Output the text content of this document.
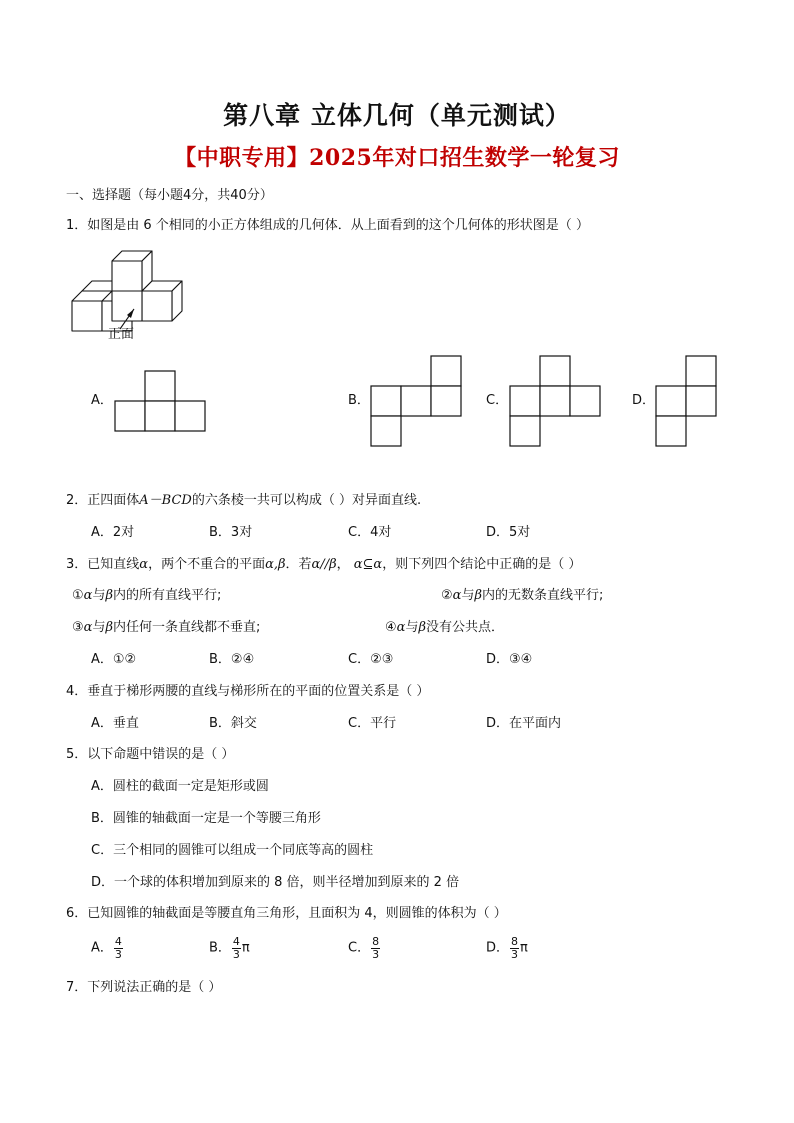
第八章 立体几何（单元测试）
【中职专用】2025年对口招生数学一轮复习
一、选择题（每小题4分，共40分）
1．如图是由 6 个相同的小正方体组成的几何体．从上面看到的这个几何体的形状图是（ ）
正面
A．	B．	C．	D．
2．正四面体A－BCD的六条棱一共可以构成（ ）对异面直线.
A．2对	B．3对	C．4对	D．5对
3．已知直线α，两个不重合的平面α,β．若α//β， α⊆α，则下列四个结论中正确的是（ ）
①α与β内的所有直线平行;	②α与β内的无数条直线平行;
③α与β内任何一条直线都不垂直;	④α与β没有公共点．
A．①②	B．②④	C．②③	D．③④
4．垂直于梯形两腰的直线与梯形所在的平面的位置关系是（ ）
A．垂直	B．斜交	C．平行	D．在平面内
5．以下命题中错误的是（ ）
A．圆柱的截面一定是矩形或圆
B．圆锥的轴截面一定是一个等腰三角形
C．三个相同的圆锥可以组成一个同底等高的圆柱
D．一个球的体积增加到原来的 8 倍，则半径增加到原来的 2 倍
6．已知圆锥的轴截面是等腰直角三角形，且面积为 4，则圆锥的体积为（ ）
A． $\frac{4}{3}$	B． $\frac{4}{3}$ π	C． $\frac{8}{3}$	D． $\frac{8}{3}$ π
7．下列说法正确的是（ ）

Written exercise: Copy the entries above faithfully and omit every image.

Written answer:
Output the text content of this document.
第八章 立体几何（单元测试）
【中职专用】2025年对口招生数学一轮复习
一、选择题（每小题4分，共40分）
1．如图是由 6 个相同的小正方体组成的几何体．从上面看到的这个几何体的形状图是（ ）
正面
A．	B．	C．	D．
2．正四面体A－BCD的六条棱一共可以构成（ ）对异面直线.
A．2对	B．3对	C．4对	D．5对
3．已知直线α，两个不重合的平面α,β．若α//β， α⊆α，则下列四个结论中正确的是（ ）
①α与β内的所有直线平行;	②α与β内的无数条直线平行;
③α与β内任何一条直线都不垂直;	④α与β没有公共点．
A．①②	B．②④	C．②③	D．③④
4．垂直于梯形两腰的直线与梯形所在的平面的位置关系是（ ）
A．垂直	B．斜交	C．平行	D．在平面内
5．以下命题中错误的是（ ）
A．圆柱的截面一定是矩形或圆
B．圆锥的轴截面一定是一个等腰三角形
C．三个相同的圆锥可以组成一个同底等高的圆柱
D．一个球的体积增加到原来的 8 倍，则半径增加到原来的 2 倍
6．已知圆锥的轴截面是等腰直角三角形，且面积为 4，则圆锥的体积为（ ）
A． $\frac{4}{3}$	B． $\frac{4}{3}$ π	C． $\frac{8}{3}$	D． $\frac{8}{3}$ π
7．下列说法正确的是（ ）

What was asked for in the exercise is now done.